## Aim of the task
Copy the rows below line for line, without changing any of them. Don't include the pictures in your copy.

## Entries provided
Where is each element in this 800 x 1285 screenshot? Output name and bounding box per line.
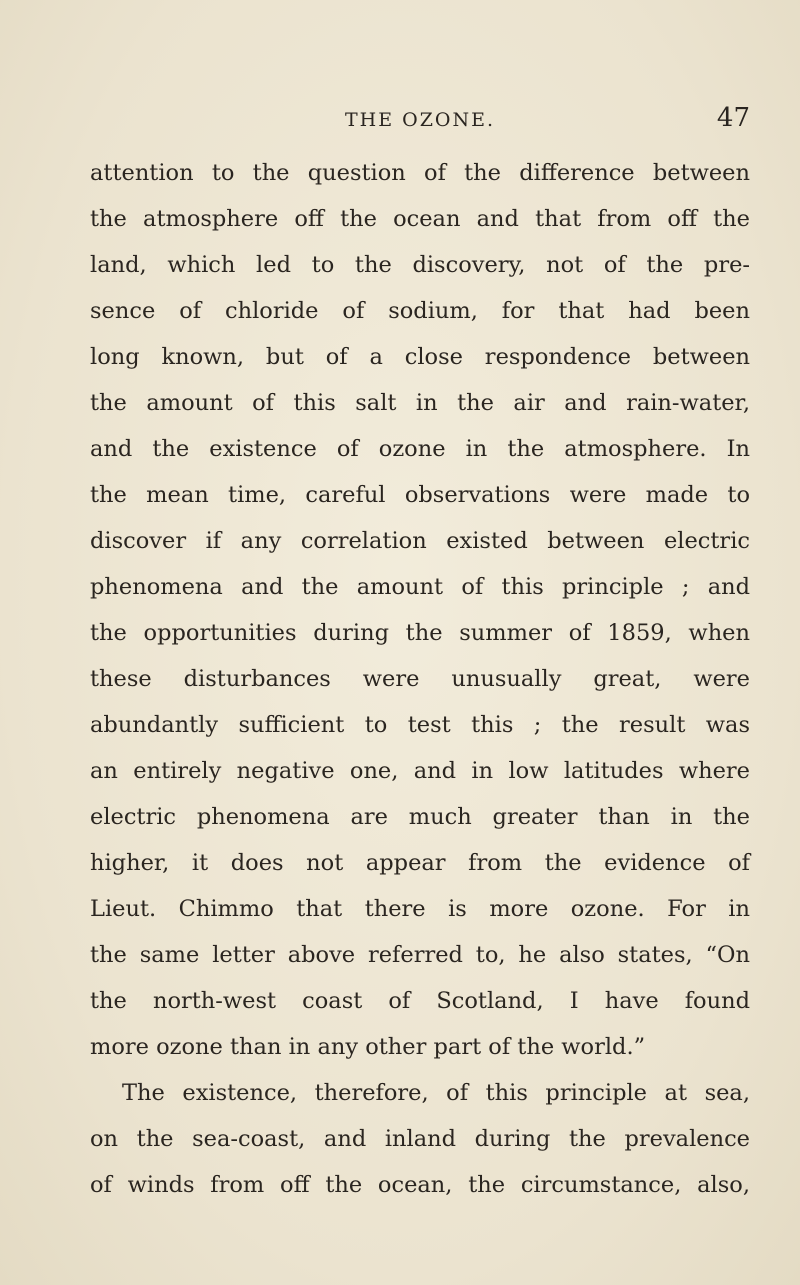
text-line: the mean time, careful observations were made to: [90, 482, 750, 508]
text-line: an entirely negative one, and in low latitudes where: [90, 758, 750, 784]
text-line: The existence, therefore, of this principle at sea,: [122, 1080, 750, 1106]
text-line: discover if any correlation existed between electric: [90, 528, 750, 554]
text-line: the amount of this salt in the air and rain-water,: [90, 390, 750, 416]
text-line: the atmosphere off the ocean and that from off the: [90, 206, 750, 232]
text-line: long known, but of a close respondence between: [90, 344, 750, 370]
text-line: higher, it does not appear from the evidence of: [90, 850, 750, 876]
text-line: abundantly sufficient to test this ; the result was: [90, 712, 750, 738]
running-title: THE OZONE.: [344, 109, 496, 131]
text-line: land, which led to the discovery, not of the pre-: [90, 252, 750, 278]
text-line: these disturbances were unusually great, were: [90, 666, 750, 692]
text-line: the same letter above referred to, he also states, “On: [90, 942, 750, 968]
text-line: more ozone than in any other part of the world.”: [90, 1034, 646, 1060]
text-line: on the sea-coast, and inland during the prevalence: [90, 1126, 750, 1152]
text-line: sence of chloride of sodium, for that had been: [90, 298, 750, 324]
text-line: the north-west coast of Scotland, I have found: [90, 988, 750, 1014]
running-head: [90, 103, 750, 133]
text-line: electric phenomena are much greater than in the: [90, 804, 750, 830]
text-line: Lieut. Chimmo that there is more ozone. For in: [90, 896, 750, 922]
text-line: of winds from off the ocean, the circumstance, also,: [90, 1172, 750, 1198]
page-number: 47: [716, 103, 750, 133]
text-line: phenomena and the amount of this principle ; and: [90, 574, 750, 600]
text-line: the opportunities during the summer of 1859, when: [90, 620, 750, 646]
text-line: and the existence of ozone in the atmosphere. In: [90, 436, 750, 462]
body-text: [90, 150, 750, 1208]
text-line: attention to the question of the difference between: [90, 160, 750, 186]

## Task answer
Where is each element in this 800 x 1285 screenshot? Output name and bounding box per line.
text-line: the mean time, careful observations were made to: [90, 482, 750, 508]
text-line: an entirely negative one, and in low latitudes where: [90, 758, 750, 784]
text-line: The existence, therefore, of this principle at sea,: [122, 1080, 750, 1106]
text-line: discover if any correlation existed between electric: [90, 528, 750, 554]
text-line: the amount of this salt in the air and rain-water,: [90, 390, 750, 416]
text-line: the atmosphere off the ocean and that from off the: [90, 206, 750, 232]
text-line: long known, but of a close respondence between: [90, 344, 750, 370]
text-line: higher, it does not appear from the evidence of: [90, 850, 750, 876]
text-line: abundantly sufficient to test this ; the result was: [90, 712, 750, 738]
running-title: THE OZONE.: [344, 109, 496, 131]
text-line: land, which led to the discovery, not of the pre-: [90, 252, 750, 278]
text-line: these disturbances were unusually great, were: [90, 666, 750, 692]
text-line: the same letter above referred to, he also states, “On: [90, 942, 750, 968]
text-line: more ozone than in any other part of the world.”: [90, 1034, 646, 1060]
text-line: on the sea-coast, and inland during the prevalence: [90, 1126, 750, 1152]
text-line: sence of chloride of sodium, for that had been: [90, 298, 750, 324]
text-line: the north-west coast of Scotland, I have found: [90, 988, 750, 1014]
running-head: [90, 103, 750, 133]
text-line: electric phenomena are much greater than in the: [90, 804, 750, 830]
text-line: Lieut. Chimmo that there is more ozone. For in: [90, 896, 750, 922]
text-line: of winds from off the ocean, the circumstance, also,: [90, 1172, 750, 1198]
page-number: 47: [716, 103, 750, 133]
text-line: phenomena and the amount of this principle ; and: [90, 574, 750, 600]
text-line: the opportunities during the summer of 1859, when: [90, 620, 750, 646]
text-line: and the existence of ozone in the atmosphere. In: [90, 436, 750, 462]
body-text: [90, 150, 750, 1208]
text-line: attention to the question of the difference between: [90, 160, 750, 186]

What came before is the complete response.